▼

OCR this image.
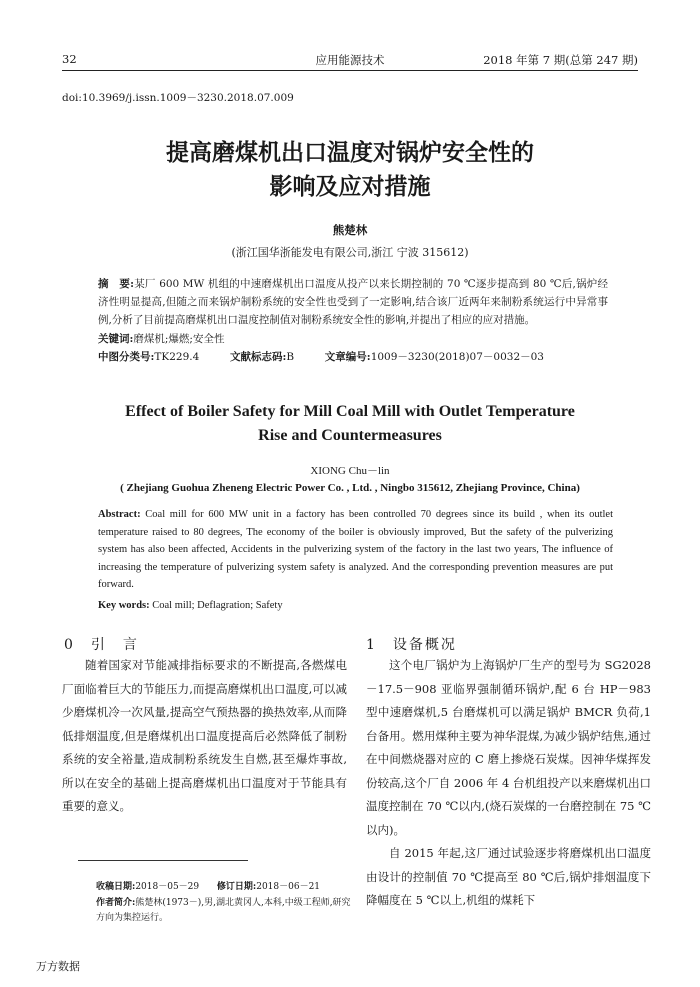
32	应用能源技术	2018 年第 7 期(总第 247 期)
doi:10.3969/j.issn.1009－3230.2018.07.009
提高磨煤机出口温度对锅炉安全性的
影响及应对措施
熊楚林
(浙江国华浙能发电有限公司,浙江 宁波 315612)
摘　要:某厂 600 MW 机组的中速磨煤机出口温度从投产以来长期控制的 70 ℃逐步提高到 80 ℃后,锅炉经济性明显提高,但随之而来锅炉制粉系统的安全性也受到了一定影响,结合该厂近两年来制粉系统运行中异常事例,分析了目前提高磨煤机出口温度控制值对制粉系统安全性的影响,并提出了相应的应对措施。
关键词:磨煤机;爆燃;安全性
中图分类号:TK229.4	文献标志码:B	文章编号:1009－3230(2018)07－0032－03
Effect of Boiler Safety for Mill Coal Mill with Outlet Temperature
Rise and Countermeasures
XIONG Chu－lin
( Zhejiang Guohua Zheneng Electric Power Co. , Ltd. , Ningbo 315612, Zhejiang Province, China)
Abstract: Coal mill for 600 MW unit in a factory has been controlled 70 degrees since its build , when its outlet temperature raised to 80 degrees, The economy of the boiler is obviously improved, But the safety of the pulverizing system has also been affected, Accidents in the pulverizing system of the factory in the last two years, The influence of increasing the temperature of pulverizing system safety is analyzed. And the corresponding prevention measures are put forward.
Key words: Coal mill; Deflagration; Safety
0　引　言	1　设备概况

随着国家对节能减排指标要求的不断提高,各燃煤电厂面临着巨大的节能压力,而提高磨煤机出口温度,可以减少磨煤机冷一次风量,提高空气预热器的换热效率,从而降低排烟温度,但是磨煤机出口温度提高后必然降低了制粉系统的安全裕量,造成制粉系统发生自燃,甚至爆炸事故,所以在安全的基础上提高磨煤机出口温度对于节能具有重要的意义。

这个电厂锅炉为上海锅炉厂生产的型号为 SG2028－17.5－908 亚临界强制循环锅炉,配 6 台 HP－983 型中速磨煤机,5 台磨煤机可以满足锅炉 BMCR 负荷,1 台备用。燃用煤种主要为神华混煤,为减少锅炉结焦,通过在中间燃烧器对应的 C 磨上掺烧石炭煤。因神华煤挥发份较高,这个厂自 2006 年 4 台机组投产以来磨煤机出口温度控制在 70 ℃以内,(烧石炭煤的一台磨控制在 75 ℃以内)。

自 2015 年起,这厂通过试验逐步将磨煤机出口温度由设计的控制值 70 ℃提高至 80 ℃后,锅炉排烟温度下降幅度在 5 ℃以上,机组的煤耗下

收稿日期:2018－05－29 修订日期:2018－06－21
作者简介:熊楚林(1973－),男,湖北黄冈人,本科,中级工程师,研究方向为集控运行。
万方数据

▲
▼

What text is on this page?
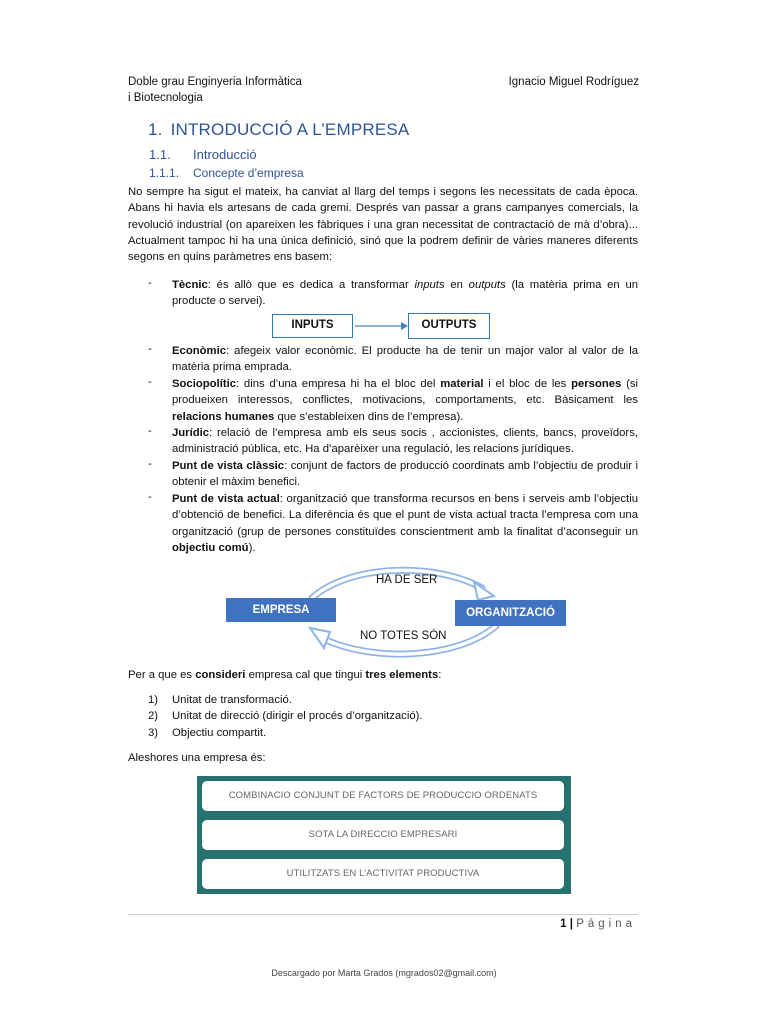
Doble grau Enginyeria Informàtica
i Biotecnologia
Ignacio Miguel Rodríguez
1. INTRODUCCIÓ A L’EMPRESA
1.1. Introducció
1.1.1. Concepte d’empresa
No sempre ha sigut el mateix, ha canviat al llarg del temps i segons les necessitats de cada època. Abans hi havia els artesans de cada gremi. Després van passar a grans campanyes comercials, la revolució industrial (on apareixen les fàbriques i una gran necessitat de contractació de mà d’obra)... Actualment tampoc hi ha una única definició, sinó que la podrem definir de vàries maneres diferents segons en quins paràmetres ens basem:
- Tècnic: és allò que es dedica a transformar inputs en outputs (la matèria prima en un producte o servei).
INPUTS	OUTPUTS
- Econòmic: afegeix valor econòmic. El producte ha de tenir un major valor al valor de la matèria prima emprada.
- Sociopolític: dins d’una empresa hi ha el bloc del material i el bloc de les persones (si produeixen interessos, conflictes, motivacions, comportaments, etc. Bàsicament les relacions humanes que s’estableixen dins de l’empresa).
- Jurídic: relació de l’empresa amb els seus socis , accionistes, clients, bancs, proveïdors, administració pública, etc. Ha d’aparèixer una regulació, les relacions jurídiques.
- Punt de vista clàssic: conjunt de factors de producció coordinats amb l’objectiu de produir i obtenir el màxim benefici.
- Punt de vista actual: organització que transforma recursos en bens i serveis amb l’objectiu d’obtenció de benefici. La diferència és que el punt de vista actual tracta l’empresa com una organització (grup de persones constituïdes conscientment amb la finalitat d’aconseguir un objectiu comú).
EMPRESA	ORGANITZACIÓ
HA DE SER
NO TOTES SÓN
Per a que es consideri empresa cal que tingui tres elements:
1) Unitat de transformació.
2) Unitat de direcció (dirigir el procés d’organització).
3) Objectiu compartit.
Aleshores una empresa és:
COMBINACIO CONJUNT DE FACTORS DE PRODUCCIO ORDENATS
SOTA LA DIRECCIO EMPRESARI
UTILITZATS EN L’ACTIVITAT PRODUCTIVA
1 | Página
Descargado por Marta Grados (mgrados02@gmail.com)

▲
▼

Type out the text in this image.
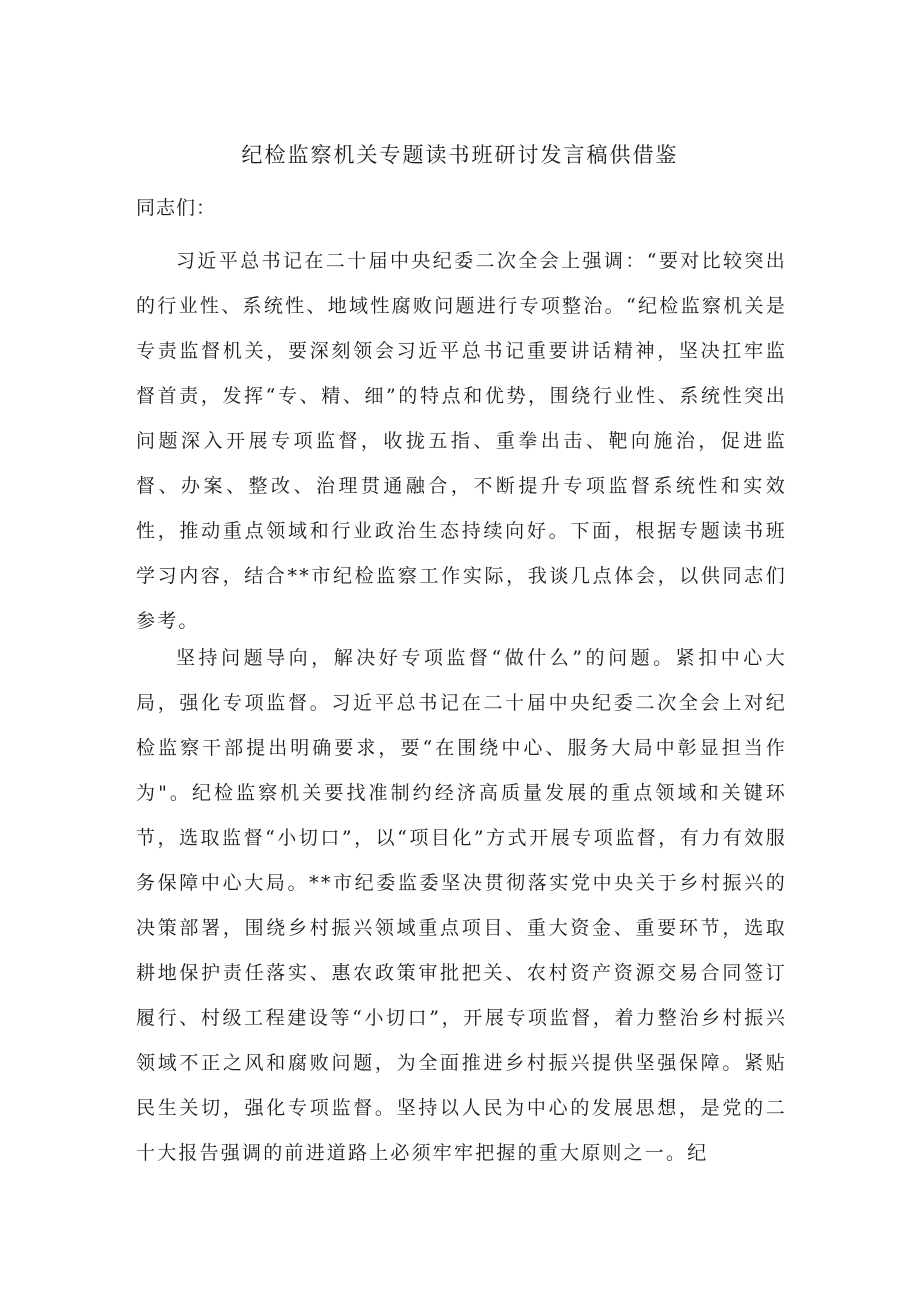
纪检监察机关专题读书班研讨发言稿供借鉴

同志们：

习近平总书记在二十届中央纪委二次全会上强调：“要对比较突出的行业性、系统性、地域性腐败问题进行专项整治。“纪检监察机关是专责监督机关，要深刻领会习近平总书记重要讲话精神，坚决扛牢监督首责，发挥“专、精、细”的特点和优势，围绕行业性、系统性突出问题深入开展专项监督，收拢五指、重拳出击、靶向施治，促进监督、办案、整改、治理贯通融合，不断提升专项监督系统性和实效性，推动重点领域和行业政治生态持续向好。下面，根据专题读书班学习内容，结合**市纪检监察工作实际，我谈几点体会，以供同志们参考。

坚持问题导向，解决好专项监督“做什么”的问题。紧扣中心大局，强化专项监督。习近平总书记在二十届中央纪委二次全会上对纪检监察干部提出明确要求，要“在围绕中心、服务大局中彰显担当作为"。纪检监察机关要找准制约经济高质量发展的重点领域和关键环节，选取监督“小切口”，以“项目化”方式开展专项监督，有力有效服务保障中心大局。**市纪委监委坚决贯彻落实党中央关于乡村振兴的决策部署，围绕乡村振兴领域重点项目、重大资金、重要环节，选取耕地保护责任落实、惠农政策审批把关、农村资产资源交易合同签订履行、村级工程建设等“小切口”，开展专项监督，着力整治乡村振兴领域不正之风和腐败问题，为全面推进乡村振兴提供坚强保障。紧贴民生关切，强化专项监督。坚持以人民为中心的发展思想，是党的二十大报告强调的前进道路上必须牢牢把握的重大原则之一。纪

▲

Task objective
Return every line above in which the string "matèria" occurs.

Reply
- Tècnic: és allò que es dedica a transformar inputs en outputs (la matèria prima en un producte o servei).
- Econòmic: afegeix valor econòmic. El producte ha de tenir un major valor al valor de la matèria prima emprada.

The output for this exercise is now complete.